I actually think something like that would be great. Not only for Reddit but also for the data your internet provider, email provider, WhatsApp, Google, Apple, etc. has. People don’t realise that these companies have all kinds of sensitive data. And with “companies” I don’t mean some abstract organisation but literal employees, as in people.
I am more shocked about people being shocked that Lemmy instances can see your upvotes.
Frankly, I think someone should actually do that. Except maybe use open source AI instead of ChatGPT.
The fact is, in a federated setting all this data will be accessible. For example, if lemmy tried to hide who made each vote, and just federate totals, that would allow my malicious instance to report 1M upvotes for my post.
When lemmy tries to hide this data, all this does is instill a false sense of privacy with users. IMHO the best thing is to make all this de facto public data, officially public, so everyone knows and can act accordingly.
As for privacy, I’d say the best thing to do is, keep your account anonymous.

■ **Records from a dataset**

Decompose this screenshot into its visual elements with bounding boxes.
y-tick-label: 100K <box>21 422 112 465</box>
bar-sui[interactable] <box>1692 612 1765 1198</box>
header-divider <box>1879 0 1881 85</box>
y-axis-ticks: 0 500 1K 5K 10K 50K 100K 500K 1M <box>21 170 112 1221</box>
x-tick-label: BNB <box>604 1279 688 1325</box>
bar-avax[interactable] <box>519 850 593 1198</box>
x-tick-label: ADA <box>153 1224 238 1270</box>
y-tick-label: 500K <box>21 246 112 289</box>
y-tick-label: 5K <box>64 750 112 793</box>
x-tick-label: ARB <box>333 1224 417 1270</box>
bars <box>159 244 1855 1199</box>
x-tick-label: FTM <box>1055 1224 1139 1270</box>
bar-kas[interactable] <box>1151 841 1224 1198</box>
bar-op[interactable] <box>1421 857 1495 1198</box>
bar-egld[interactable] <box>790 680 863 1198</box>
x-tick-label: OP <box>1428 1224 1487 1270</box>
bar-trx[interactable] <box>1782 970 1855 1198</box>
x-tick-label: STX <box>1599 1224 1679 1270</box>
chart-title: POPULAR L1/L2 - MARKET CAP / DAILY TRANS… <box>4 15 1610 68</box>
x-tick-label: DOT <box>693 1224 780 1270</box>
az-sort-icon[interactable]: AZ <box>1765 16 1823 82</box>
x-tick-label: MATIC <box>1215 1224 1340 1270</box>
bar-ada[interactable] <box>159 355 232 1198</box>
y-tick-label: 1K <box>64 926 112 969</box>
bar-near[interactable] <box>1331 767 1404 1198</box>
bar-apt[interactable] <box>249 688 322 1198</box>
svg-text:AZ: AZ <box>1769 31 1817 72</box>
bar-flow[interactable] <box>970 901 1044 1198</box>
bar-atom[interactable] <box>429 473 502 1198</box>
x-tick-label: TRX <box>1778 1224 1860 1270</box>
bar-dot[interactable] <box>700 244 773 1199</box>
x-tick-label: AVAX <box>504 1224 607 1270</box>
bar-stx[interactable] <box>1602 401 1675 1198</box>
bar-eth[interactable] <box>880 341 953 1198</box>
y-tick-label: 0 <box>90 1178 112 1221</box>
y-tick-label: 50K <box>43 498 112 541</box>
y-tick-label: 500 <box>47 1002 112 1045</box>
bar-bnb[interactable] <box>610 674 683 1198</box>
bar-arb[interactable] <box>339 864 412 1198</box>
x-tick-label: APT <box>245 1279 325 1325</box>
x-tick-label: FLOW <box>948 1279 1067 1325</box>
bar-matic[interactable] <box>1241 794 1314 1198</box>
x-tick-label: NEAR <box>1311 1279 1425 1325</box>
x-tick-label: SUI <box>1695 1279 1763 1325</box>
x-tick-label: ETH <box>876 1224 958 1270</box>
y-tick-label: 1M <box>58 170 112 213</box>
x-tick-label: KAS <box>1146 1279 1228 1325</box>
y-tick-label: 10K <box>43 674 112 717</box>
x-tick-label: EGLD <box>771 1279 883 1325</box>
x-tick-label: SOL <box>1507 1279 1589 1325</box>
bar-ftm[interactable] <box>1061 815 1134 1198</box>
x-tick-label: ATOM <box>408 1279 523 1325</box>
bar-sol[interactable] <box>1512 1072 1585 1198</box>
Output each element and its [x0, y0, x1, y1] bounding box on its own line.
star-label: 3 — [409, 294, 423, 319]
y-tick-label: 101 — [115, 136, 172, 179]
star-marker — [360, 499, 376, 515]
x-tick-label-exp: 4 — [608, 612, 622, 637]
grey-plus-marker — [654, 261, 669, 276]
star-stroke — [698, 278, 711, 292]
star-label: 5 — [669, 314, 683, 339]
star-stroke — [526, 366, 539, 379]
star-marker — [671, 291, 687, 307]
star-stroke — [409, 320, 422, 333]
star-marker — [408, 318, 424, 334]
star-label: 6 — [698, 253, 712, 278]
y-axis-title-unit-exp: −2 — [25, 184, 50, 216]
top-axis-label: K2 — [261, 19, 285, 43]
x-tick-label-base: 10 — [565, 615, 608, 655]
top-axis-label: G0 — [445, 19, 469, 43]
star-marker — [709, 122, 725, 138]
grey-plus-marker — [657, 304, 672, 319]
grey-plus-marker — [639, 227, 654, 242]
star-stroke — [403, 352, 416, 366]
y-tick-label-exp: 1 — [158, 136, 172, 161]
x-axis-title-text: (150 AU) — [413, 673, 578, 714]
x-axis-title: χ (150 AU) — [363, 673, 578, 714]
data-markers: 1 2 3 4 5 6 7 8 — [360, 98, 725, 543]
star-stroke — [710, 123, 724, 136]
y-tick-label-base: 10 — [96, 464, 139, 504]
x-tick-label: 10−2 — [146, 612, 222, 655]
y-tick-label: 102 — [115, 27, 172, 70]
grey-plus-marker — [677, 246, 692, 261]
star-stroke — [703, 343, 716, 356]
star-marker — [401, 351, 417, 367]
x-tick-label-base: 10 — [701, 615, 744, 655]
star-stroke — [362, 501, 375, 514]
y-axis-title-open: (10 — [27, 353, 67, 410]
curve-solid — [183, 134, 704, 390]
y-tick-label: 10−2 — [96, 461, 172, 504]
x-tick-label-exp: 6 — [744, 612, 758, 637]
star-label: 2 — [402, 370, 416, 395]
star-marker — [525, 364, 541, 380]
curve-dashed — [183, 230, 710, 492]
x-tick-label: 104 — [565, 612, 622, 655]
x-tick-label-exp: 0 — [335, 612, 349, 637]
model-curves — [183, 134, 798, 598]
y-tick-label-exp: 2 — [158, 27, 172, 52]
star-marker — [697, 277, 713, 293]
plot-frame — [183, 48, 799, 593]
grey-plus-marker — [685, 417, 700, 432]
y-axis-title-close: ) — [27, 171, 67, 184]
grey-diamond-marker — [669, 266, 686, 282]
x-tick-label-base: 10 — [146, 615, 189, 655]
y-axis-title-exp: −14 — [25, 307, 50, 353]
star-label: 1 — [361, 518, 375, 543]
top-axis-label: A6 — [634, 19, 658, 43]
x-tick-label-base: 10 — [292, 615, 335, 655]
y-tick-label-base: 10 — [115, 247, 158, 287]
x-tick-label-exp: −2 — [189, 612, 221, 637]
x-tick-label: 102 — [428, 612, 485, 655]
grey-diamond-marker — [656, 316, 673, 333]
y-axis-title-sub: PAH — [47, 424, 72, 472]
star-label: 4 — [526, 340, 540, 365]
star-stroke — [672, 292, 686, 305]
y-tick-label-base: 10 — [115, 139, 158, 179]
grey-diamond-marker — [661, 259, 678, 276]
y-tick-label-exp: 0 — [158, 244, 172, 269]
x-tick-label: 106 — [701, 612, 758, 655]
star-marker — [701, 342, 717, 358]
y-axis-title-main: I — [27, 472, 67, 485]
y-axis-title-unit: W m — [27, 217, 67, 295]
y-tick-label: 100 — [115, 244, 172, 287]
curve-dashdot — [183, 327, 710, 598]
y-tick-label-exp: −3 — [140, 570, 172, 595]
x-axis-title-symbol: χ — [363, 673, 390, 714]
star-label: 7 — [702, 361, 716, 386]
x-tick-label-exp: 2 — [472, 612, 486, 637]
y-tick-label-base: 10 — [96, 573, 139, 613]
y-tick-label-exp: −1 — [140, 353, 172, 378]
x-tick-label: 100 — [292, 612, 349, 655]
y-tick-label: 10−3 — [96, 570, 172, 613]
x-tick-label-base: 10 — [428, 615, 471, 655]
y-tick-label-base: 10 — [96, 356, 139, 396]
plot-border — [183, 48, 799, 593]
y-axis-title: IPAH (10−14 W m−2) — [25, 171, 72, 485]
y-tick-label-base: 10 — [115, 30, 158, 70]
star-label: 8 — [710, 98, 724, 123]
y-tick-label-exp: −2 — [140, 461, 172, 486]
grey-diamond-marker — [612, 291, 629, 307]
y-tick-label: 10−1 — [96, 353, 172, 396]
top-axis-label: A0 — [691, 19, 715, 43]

■ **THINGS TO DO**
1) Please answer these from the comments on Lemmy privacy:
(a) What does the writer suggest using instead of ChatGPT?
(b) If Lemmy federated only vote totals, what could a malicious instance report for a post?
(c) What does the writer name as the best thing to do for privacy?
2) In the comments on Lemmy privacy, write out everything from "Frankly, I think" down to "can act accordingly.", switching "malicious" to "hostile".

■ **LIST OF ANSWERS**
1)
(a) Open source AI.
(b) 1M upvotes.
(c) Keep your account anonymous.

2)
Frankly, I think someone should actually do that. Except maybe use open source AI instead of ChatGPT.
The fact is, in a federated setting all this data will be accessible. For example, if lemmy tried to hide who made each vote, and just federate totals, that would allow my hostile instance to report 1M upvotes for my post.
When lemmy tries to hide this data, all this does is instill a false sense of privacy with users. IMHO the best thing is to make all this de facto public data, officially public, so everyone knows and can act accordingly.